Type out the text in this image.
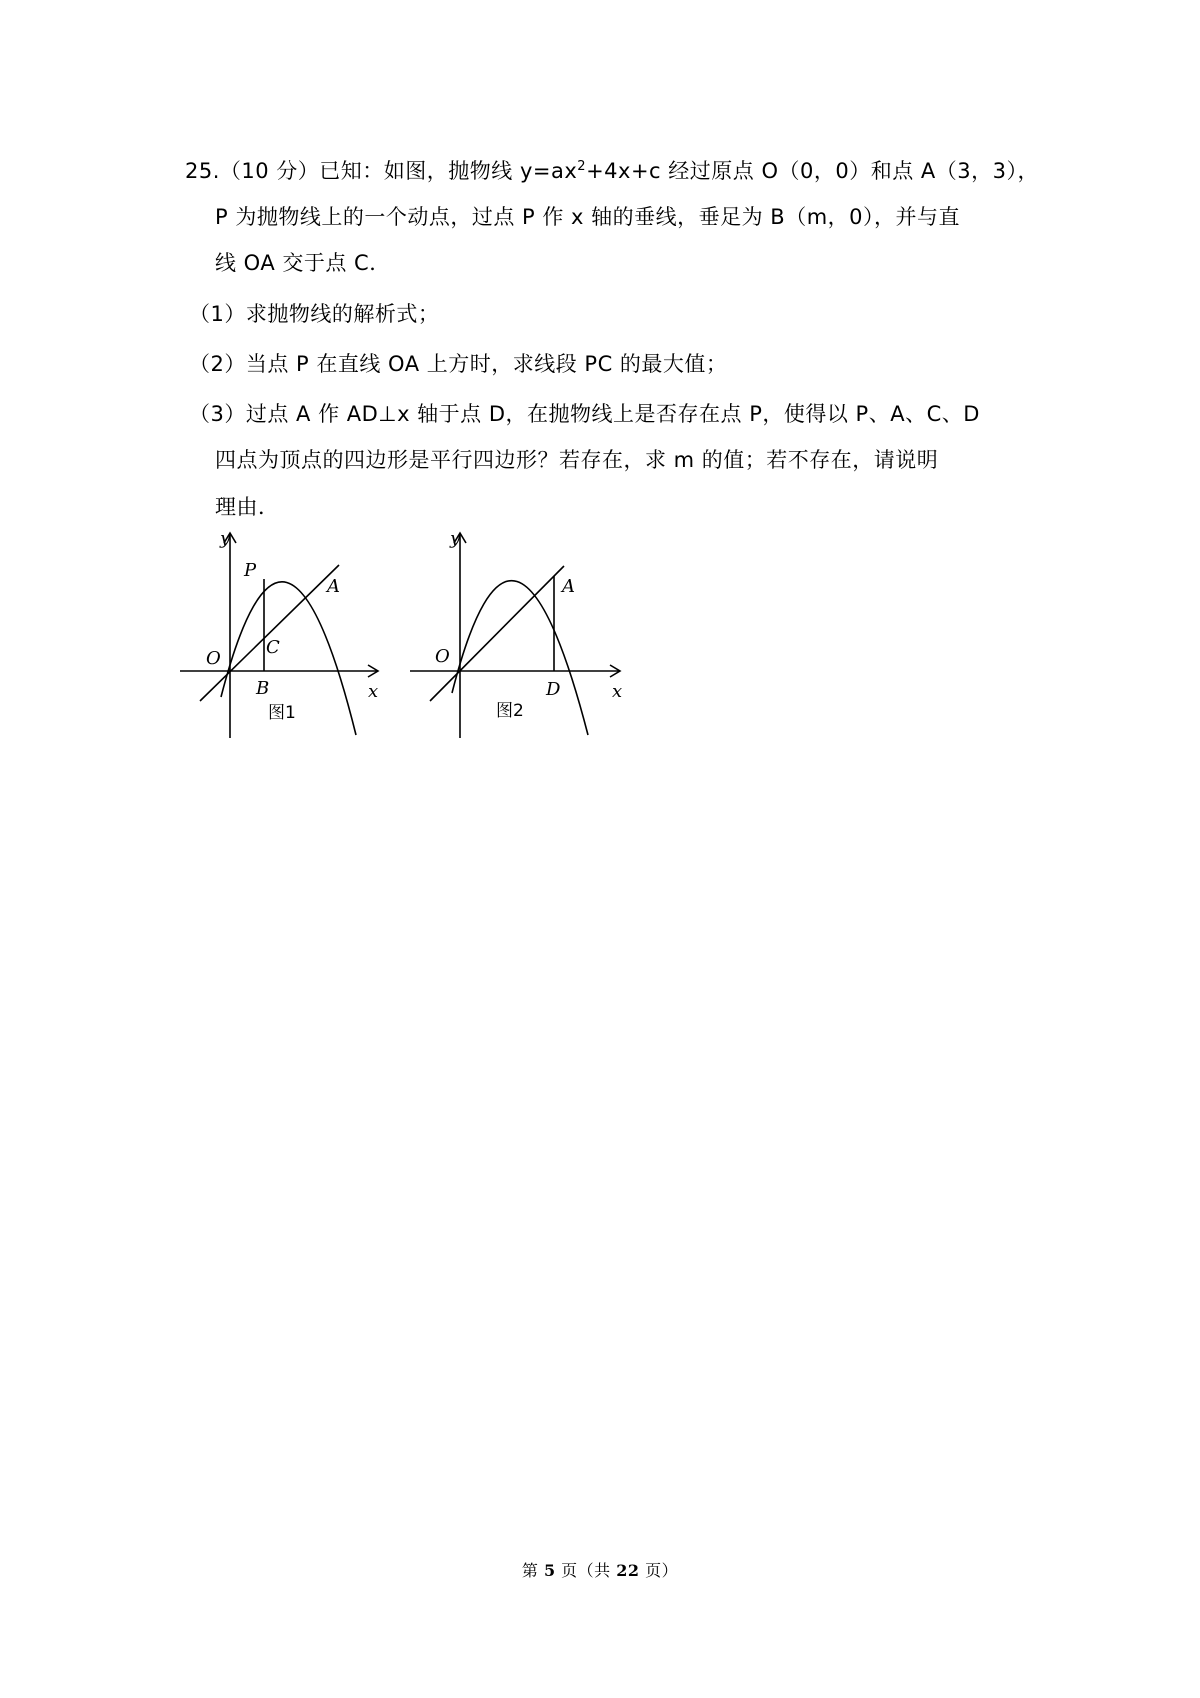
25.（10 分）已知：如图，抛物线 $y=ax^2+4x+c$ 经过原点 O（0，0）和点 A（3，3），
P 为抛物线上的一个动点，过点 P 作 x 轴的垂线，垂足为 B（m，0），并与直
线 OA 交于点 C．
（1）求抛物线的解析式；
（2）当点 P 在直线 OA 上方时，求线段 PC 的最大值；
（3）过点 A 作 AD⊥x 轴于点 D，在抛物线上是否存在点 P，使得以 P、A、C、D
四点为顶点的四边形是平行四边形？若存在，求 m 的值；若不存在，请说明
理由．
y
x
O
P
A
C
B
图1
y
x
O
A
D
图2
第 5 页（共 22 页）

● **Your task**: Without the pictures, reproduce every line of the records above exactly.

● **Exercise answer**:
Type out the text in this image.
25.（10 分）已知：如图，抛物线 $y=ax^2+4x+c$ 经过原点 O（0，0）和点 A（3，3），
P 为抛物线上的一个动点，过点 P 作 x 轴的垂线，垂足为 B（m，0），并与直
线 OA 交于点 C．
（1）求抛物线的解析式；
（2）当点 P 在直线 OA 上方时，求线段 PC 的最大值；
（3）过点 A 作 AD⊥x 轴于点 D，在抛物线上是否存在点 P，使得以 P、A、C、D
四点为顶点的四边形是平行四边形？若存在，求 m 的值；若不存在，请说明
理由．
y
x
O
P
A
C
B
图1
y
x
O
A
D
图2
第 5 页（共 22 页）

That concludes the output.